Dataset excerpts:
━━━━━━━━

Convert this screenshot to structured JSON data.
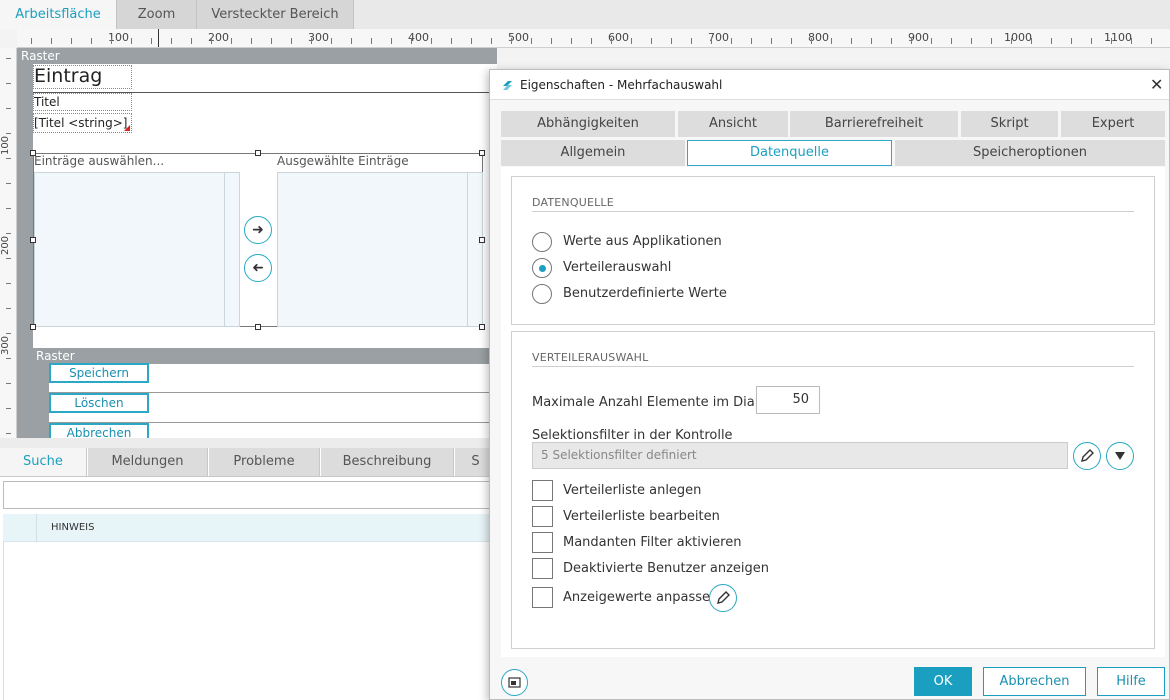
{
  "top_tabs": [
    {
      "label": "Arbeitsfläche"
    },
    {
      "label": "Zoom"
    },
    {
      "label": "Versteckter Bereich"
    }
  ],
  "ruler": {
    "h_labels": [
      "100",
      "200",
      "300",
      "400",
      "500",
      "600",
      "700",
      "800",
      "900",
      "1000",
      "1100"
    ],
    "v_labels": [
      "100",
      "200",
      "300"
    ]
  },
  "canvas": {
    "raster_label": "Raster",
    "eintrag_title": "Eintrag",
    "titel_label": "Titel",
    "titel_field": "[Titel <string>]",
    "left_list_label": "Einträge auswählen...",
    "right_list_label": "Ausgewählte Einträge",
    "arrow_right": "➜",
    "arrow_left": "➜",
    "raster2_label": "Raster",
    "buttons": [
      "Speichern",
      "Löschen",
      "Abbrechen"
    ]
  },
  "bottom_tabs": [
    {
      "label": "Suche"
    },
    {
      "label": "Meldungen"
    },
    {
      "label": "Probleme"
    },
    {
      "label": "Beschreibung"
    },
    {
      "label": "S"
    }
  ],
  "bottom_table": {
    "column_header": "HINWEIS"
  },
  "dialog": {
    "title": "Eigenschaften - Mehrfachauswahl",
    "close": "✕",
    "tabs_row1": [
      "Abhängigkeiten",
      "Ansicht",
      "Barrierefreiheit",
      "Skript",
      "Expert"
    ],
    "tabs_row2": [
      "Allgemein",
      "Datenquelle",
      "Speicheroptionen"
    ],
    "section1": {
      "heading": "DATENQUELLE",
      "options": [
        "Werte aus Applikationen",
        "Verteilerauswahl",
        "Benutzerdefinierte Werte"
      ],
      "selected_index": 1
    },
    "section2": {
      "heading": "VERTEILERAUSWAHL",
      "max_label": "Maximale Anzahl Elemente im Dialog",
      "max_value": "50",
      "filter_label": "Selektionsfilter in der Kontrolle",
      "filter_value": "5 Selektionsfilter definiert",
      "checkboxes": [
        "Verteilerliste anlegen",
        "Verteilerliste bearbeiten",
        "Mandanten Filter aktivieren",
        "Deaktivierte Benutzer anzeigen",
        "Anzeigewerte anpassen"
      ]
    },
    "footer": {
      "ok": "OK",
      "cancel": "Abbrechen",
      "help": "Hilfe"
    }
  },
  "colors": {
    "accent": "#1a9fc0",
    "raster_gray": "#9aa0a3"
  }
}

━━━━━━━━

_TASK OBJECTIVE_: Copy every record above exactly, leaving out any pictures.

_TASK SOLUTION_:
Convert this screenshot to structured JSON data.
{
  "top_tabs": [
    {
      "label": "Arbeitsfläche"
    },
    {
      "label": "Zoom"
    },
    {
      "label": "Versteckter Bereich"
    }
  ],
  "ruler": {
    "h_labels": [
      "100",
      "200",
      "300",
      "400",
      "500",
      "600",
      "700",
      "800",
      "900",
      "1000",
      "1100"
    ],
    "v_labels": [
      "100",
      "200",
      "300"
    ]
  },
  "canvas": {
    "raster_label": "Raster",
    "eintrag_title": "Eintrag",
    "titel_label": "Titel",
    "titel_field": "[Titel <string>]",
    "left_list_label": "Einträge auswählen...",
    "right_list_label": "Ausgewählte Einträge",
    "arrow_right": "➜",
    "arrow_left": "➜",
    "raster2_label": "Raster",
    "buttons": [
      "Speichern",
      "Löschen",
      "Abbrechen"
    ]
  },
  "bottom_tabs": [
    {
      "label": "Suche"
    },
    {
      "label": "Meldungen"
    },
    {
      "label": "Probleme"
    },
    {
      "label": "Beschreibung"
    },
    {
      "label": "S"
    }
  ],
  "bottom_table": {
    "column_header": "HINWEIS"
  },
  "dialog": {
    "title": "Eigenschaften - Mehrfachauswahl",
    "close": "✕",
    "tabs_row1": [
      "Abhängigkeiten",
      "Ansicht",
      "Barrierefreiheit",
      "Skript",
      "Expert"
    ],
    "tabs_row2": [
      "Allgemein",
      "Datenquelle",
      "Speicheroptionen"
    ],
    "section1": {
      "heading": "DATENQUELLE",
      "options": [
        "Werte aus Applikationen",
        "Verteilerauswahl",
        "Benutzerdefinierte Werte"
      ],
      "selected_index": 1
    },
    "section2": {
      "heading": "VERTEILERAUSWAHL",
      "max_label": "Maximale Anzahl Elemente im Dialog",
      "max_value": "50",
      "filter_label": "Selektionsfilter in der Kontrolle",
      "filter_value": "5 Selektionsfilter definiert",
      "checkboxes": [
        "Verteilerliste anlegen",
        "Verteilerliste bearbeiten",
        "Mandanten Filter aktivieren",
        "Deaktivierte Benutzer anzeigen",
        "Anzeigewerte anpassen"
      ]
    },
    "footer": {
      "ok": "OK",
      "cancel": "Abbrechen",
      "help": "Hilfe"
    }
  },
  "colors": {
    "accent": "#1a9fc0",
    "raster_gray": "#9aa0a3"
  }
}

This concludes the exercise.